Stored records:
---------------

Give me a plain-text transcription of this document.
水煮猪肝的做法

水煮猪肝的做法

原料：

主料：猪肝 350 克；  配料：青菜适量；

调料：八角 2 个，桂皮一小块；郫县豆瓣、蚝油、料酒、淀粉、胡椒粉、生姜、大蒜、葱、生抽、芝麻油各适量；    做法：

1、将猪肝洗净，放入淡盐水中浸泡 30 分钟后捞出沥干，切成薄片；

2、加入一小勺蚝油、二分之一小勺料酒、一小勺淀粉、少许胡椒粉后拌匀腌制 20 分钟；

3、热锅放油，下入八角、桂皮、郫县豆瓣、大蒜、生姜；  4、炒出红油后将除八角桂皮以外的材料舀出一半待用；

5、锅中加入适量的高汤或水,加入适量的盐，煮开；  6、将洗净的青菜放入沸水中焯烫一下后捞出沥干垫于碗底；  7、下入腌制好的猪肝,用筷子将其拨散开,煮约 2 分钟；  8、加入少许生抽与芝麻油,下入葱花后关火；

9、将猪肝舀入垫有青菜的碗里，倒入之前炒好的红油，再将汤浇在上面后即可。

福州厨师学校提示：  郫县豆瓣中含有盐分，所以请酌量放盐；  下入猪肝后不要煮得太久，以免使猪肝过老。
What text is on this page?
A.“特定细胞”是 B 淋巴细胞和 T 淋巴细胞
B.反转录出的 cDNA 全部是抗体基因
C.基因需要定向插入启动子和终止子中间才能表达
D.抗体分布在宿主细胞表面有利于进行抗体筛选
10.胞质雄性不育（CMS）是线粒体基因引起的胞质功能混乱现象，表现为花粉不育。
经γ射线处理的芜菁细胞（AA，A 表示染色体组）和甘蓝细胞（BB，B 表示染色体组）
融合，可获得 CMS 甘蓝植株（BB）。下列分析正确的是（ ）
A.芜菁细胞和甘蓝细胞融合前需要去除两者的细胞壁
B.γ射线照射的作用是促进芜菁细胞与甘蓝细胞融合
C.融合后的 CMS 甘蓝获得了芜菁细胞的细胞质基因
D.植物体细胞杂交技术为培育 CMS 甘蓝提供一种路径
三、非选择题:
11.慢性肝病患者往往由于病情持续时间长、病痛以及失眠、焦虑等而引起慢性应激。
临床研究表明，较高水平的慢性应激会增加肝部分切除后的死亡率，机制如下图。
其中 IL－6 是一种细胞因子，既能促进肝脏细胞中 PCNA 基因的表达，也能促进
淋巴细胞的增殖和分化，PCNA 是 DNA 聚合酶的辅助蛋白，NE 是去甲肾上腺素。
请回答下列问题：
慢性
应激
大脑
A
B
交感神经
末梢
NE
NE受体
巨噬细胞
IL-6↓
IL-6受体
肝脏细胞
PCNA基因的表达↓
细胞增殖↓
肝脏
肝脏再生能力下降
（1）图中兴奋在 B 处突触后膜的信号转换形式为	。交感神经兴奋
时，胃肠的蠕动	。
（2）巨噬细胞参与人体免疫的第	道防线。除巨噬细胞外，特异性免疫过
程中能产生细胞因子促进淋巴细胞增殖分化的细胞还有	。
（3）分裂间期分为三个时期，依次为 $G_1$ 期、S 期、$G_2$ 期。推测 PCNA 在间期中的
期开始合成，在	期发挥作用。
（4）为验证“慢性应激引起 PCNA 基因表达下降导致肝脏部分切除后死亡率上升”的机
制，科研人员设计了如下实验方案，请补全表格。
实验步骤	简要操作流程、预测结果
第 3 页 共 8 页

---------------

Objective:
Write the whole listing out again. Keep every line exactly as it is.

Exercise response:
Give me a plain-text transcription of this document.
水煮猪肝的做法

水煮猪肝的做法

原料：

主料：猪肝 350 克；  配料：青菜适量；

调料：八角 2 个，桂皮一小块；郫县豆瓣、蚝油、料酒、淀粉、胡椒粉、生姜、大蒜、葱、生抽、芝麻油各适量；    做法：

1、将猪肝洗净，放入淡盐水中浸泡 30 分钟后捞出沥干，切成薄片；

2、加入一小勺蚝油、二分之一小勺料酒、一小勺淀粉、少许胡椒粉后拌匀腌制 20 分钟；

3、热锅放油，下入八角、桂皮、郫县豆瓣、大蒜、生姜；  4、炒出红油后将除八角桂皮以外的材料舀出一半待用；

5、锅中加入适量的高汤或水,加入适量的盐，煮开；  6、将洗净的青菜放入沸水中焯烫一下后捞出沥干垫于碗底；  7、下入腌制好的猪肝,用筷子将其拨散开,煮约 2 分钟；  8、加入少许生抽与芝麻油,下入葱花后关火；

9、将猪肝舀入垫有青菜的碗里，倒入之前炒好的红油，再将汤浇在上面后即可。

福州厨师学校提示：  郫县豆瓣中含有盐分，所以请酌量放盐；  下入猪肝后不要煮得太久，以免使猪肝过老。
What text is on this page?
A.“特定细胞”是 B 淋巴细胞和 T 淋巴细胞
B.反转录出的 cDNA 全部是抗体基因
C.基因需要定向插入启动子和终止子中间才能表达
D.抗体分布在宿主细胞表面有利于进行抗体筛选
10.胞质雄性不育（CMS）是线粒体基因引起的胞质功能混乱现象，表现为花粉不育。
经γ射线处理的芜菁细胞（AA，A 表示染色体组）和甘蓝细胞（BB，B 表示染色体组）
融合，可获得 CMS 甘蓝植株（BB）。下列分析正确的是（ ）
A.芜菁细胞和甘蓝细胞融合前需要去除两者的细胞壁
B.γ射线照射的作用是促进芜菁细胞与甘蓝细胞融合
C.融合后的 CMS 甘蓝获得了芜菁细胞的细胞质基因
D.植物体细胞杂交技术为培育 CMS 甘蓝提供一种路径
三、非选择题:
11.慢性肝病患者往往由于病情持续时间长、病痛以及失眠、焦虑等而引起慢性应激。
临床研究表明，较高水平的慢性应激会增加肝部分切除后的死亡率，机制如下图。
其中 IL－6 是一种细胞因子，既能促进肝脏细胞中 PCNA 基因的表达，也能促进
淋巴细胞的增殖和分化，PCNA 是 DNA 聚合酶的辅助蛋白，NE 是去甲肾上腺素。
请回答下列问题：
慢性
应激
大脑
A
B
交感神经
末梢
NE
NE受体
巨噬细胞
IL-6↓
IL-6受体
肝脏细胞
PCNA基因的表达↓
细胞增殖↓
肝脏
肝脏再生能力下降
（1）图中兴奋在 B 处突触后膜的信号转换形式为	。交感神经兴奋
时，胃肠的蠕动	。
（2）巨噬细胞参与人体免疫的第	道防线。除巨噬细胞外，特异性免疫过
程中能产生细胞因子促进淋巴细胞增殖分化的细胞还有	。
（3）分裂间期分为三个时期，依次为 $G_1$ 期、S 期、$G_2$ 期。推测 PCNA 在间期中的
期开始合成，在	期发挥作用。
（4）为验证“慢性应激引起 PCNA 基因表达下降导致肝脏部分切除后死亡率上升”的机
制，科研人员设计了如下实验方案，请补全表格。
实验步骤	简要操作流程、预测结果
第 3 页 共 8 页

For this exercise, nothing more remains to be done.